Written instruction:
Repeat the material in full. Keep every line exactly as it is.

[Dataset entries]
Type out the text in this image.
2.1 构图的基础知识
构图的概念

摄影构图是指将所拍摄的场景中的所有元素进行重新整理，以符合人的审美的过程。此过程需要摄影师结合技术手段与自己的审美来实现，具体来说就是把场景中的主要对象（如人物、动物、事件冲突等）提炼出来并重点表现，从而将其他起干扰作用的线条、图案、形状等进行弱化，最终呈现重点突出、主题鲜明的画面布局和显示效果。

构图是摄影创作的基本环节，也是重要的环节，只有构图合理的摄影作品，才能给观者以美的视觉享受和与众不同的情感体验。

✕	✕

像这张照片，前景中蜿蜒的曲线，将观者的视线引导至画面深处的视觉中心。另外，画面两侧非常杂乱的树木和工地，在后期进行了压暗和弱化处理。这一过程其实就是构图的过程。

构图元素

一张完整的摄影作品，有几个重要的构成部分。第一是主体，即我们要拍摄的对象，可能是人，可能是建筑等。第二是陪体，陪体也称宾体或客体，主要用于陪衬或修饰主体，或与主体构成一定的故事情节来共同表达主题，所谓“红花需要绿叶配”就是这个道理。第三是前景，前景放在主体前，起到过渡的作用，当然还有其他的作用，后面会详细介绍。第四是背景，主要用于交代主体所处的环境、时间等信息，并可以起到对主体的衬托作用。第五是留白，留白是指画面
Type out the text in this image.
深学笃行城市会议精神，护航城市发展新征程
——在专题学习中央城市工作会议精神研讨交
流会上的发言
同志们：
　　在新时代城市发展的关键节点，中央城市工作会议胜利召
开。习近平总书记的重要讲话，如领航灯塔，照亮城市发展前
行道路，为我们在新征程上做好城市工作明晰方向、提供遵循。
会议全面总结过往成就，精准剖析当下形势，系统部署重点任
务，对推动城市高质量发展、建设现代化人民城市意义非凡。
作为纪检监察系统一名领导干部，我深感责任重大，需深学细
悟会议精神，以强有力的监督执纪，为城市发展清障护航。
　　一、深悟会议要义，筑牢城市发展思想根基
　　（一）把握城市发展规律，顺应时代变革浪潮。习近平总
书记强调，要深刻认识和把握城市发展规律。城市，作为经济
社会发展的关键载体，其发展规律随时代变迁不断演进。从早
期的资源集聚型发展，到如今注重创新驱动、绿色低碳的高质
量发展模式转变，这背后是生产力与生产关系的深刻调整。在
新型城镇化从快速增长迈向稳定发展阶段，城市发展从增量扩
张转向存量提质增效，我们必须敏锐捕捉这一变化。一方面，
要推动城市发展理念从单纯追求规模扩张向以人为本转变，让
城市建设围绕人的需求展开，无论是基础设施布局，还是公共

Task solution:
Type out the text in this image.
2.1 构图的基础知识
构图的概念

摄影构图是指将所拍摄的场景中的所有元素进行重新整理，以符合人的审美的过程。此过程需要摄影师结合技术手段与自己的审美来实现，具体来说就是把场景中的主要对象（如人物、动物、事件冲突等）提炼出来并重点表现，从而将其他起干扰作用的线条、图案、形状等进行弱化，最终呈现重点突出、主题鲜明的画面布局和显示效果。

构图是摄影创作的基本环节，也是重要的环节，只有构图合理的摄影作品，才能给观者以美的视觉享受和与众不同的情感体验。

✕	✕

像这张照片，前景中蜿蜒的曲线，将观者的视线引导至画面深处的视觉中心。另外，画面两侧非常杂乱的树木和工地，在后期进行了压暗和弱化处理。这一过程其实就是构图的过程。

构图元素

一张完整的摄影作品，有几个重要的构成部分。第一是主体，即我们要拍摄的对象，可能是人，可能是建筑等。第二是陪体，陪体也称宾体或客体，主要用于陪衬或修饰主体，或与主体构成一定的故事情节来共同表达主题，所谓“红花需要绿叶配”就是这个道理。第三是前景，前景放在主体前，起到过渡的作用，当然还有其他的作用，后面会详细介绍。第四是背景，主要用于交代主体所处的环境、时间等信息，并可以起到对主体的衬托作用。第五是留白，留白是指画面
Type out the text in this image.
深学笃行城市会议精神，护航城市发展新征程
——在专题学习中央城市工作会议精神研讨交
流会上的发言
同志们：
　　在新时代城市发展的关键节点，中央城市工作会议胜利召
开。习近平总书记的重要讲话，如领航灯塔，照亮城市发展前
行道路，为我们在新征程上做好城市工作明晰方向、提供遵循。
会议全面总结过往成就，精准剖析当下形势，系统部署重点任
务，对推动城市高质量发展、建设现代化人民城市意义非凡。
作为纪检监察系统一名领导干部，我深感责任重大，需深学细
悟会议精神，以强有力的监督执纪，为城市发展清障护航。
　　一、深悟会议要义，筑牢城市发展思想根基
　　（一）把握城市发展规律，顺应时代变革浪潮。习近平总
书记强调，要深刻认识和把握城市发展规律。城市，作为经济
社会发展的关键载体，其发展规律随时代变迁不断演进。从早
期的资源集聚型发展，到如今注重创新驱动、绿色低碳的高质
量发展模式转变，这背后是生产力与生产关系的深刻调整。在
新型城镇化从快速增长迈向稳定发展阶段，城市发展从增量扩
张转向存量提质增效，我们必须敏锐捕捉这一变化。一方面，
要推动城市发展理念从单纯追求规模扩张向以人为本转变，让
城市建设围绕人的需求展开，无论是基础设施布局，还是公共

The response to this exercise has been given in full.